YOUR GOAL -
Below are the records. List every line holding the word "рода".
=-=-=-=-=
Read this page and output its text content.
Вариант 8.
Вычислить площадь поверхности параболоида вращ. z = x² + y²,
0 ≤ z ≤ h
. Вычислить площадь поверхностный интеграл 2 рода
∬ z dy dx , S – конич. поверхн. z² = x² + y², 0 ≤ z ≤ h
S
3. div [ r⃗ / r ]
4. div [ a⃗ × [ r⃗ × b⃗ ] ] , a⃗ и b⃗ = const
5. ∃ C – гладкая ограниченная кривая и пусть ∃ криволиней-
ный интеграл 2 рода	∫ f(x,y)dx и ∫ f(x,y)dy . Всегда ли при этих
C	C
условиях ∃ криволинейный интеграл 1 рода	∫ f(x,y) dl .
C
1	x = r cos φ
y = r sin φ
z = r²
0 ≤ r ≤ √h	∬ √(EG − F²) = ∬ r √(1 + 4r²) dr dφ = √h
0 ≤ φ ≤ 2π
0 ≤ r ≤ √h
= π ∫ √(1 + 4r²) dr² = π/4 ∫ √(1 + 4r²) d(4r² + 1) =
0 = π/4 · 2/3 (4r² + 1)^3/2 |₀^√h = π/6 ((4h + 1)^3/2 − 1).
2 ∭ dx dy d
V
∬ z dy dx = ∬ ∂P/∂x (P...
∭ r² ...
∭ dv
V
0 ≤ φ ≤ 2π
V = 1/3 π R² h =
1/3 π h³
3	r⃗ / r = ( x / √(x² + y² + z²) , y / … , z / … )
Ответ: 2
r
=-=-=-=-=
OUTPUT FOR THIS EXERCISE -
. Вычислить площадь поверхностный интеграл 2 рода
ный интеграл 2 рода	∫ f(x,y)dx и ∫ f(x,y)dy . Всегда ли при этих
условиях ∃ криволинейный интеграл 1 рода	∫ f(x,y) dl .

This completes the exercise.